Exercise prompt
Write out the records below word for word, please.

Input for this task
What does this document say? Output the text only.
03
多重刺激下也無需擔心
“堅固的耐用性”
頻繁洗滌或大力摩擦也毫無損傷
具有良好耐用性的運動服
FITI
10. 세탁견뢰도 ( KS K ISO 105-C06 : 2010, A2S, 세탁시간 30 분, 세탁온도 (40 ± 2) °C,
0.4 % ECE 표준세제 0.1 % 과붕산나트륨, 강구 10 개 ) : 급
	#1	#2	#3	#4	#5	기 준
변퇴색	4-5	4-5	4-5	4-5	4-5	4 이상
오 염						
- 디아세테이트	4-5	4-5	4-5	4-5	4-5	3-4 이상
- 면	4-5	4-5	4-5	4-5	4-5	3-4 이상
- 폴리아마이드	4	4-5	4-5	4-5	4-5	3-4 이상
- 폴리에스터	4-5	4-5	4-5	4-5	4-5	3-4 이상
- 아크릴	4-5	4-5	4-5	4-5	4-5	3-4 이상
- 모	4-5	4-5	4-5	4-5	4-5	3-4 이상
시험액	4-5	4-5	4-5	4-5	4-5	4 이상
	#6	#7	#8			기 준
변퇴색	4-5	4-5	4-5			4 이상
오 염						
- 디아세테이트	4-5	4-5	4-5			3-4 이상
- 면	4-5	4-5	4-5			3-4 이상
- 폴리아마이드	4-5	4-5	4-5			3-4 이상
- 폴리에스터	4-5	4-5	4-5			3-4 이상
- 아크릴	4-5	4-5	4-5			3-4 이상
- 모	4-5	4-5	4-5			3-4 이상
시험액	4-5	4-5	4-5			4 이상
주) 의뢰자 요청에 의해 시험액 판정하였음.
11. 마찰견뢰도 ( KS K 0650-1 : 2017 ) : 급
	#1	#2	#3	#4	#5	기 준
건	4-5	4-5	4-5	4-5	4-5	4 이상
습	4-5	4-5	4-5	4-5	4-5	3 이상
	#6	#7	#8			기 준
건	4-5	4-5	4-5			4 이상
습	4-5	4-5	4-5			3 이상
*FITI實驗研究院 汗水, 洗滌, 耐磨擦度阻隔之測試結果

Reply
What does this document say? Output the text only.
03
多重刺激下也無需擔心
“堅固的耐用性”
頻繁洗滌或大力摩擦也毫無損傷
具有良好耐用性的運動服
FITI
10. 세탁견뢰도 ( KS K ISO 105-C06 : 2010, A2S, 세탁시간 30 분, 세탁온도 (40 ± 2) °C,
0.4 % ECE 표준세제 0.1 % 과붕산나트륨, 강구 10 개 ) : 급
	#1	#2	#3	#4	#5	기 준
변퇴색	4-5	4-5	4-5	4-5	4-5	4 이상
오 염						
- 디아세테이트	4-5	4-5	4-5	4-5	4-5	3-4 이상
- 면	4-5	4-5	4-5	4-5	4-5	3-4 이상
- 폴리아마이드	4	4-5	4-5	4-5	4-5	3-4 이상
- 폴리에스터	4-5	4-5	4-5	4-5	4-5	3-4 이상
- 아크릴	4-5	4-5	4-5	4-5	4-5	3-4 이상
- 모	4-5	4-5	4-5	4-5	4-5	3-4 이상
시험액	4-5	4-5	4-5	4-5	4-5	4 이상
	#6	#7	#8			기 준
변퇴색	4-5	4-5	4-5			4 이상
오 염						
- 디아세테이트	4-5	4-5	4-5			3-4 이상
- 면	4-5	4-5	4-5			3-4 이상
- 폴리아마이드	4-5	4-5	4-5			3-4 이상
- 폴리에스터	4-5	4-5	4-5			3-4 이상
- 아크릴	4-5	4-5	4-5			3-4 이상
- 모	4-5	4-5	4-5			3-4 이상
시험액	4-5	4-5	4-5			4 이상
주) 의뢰자 요청에 의해 시험액 판정하였음.
11. 마찰견뢰도 ( KS K 0650-1 : 2017 ) : 급
	#1	#2	#3	#4	#5	기 준
건	4-5	4-5	4-5	4-5	4-5	4 이상
습	4-5	4-5	4-5	4-5	4-5	3 이상
	#6	#7	#8			기 준
건	4-5	4-5	4-5			4 이상
습	4-5	4-5	4-5			3 이상
*FITI實驗研究院 汗水, 洗滌, 耐磨擦度阻隔之測試結果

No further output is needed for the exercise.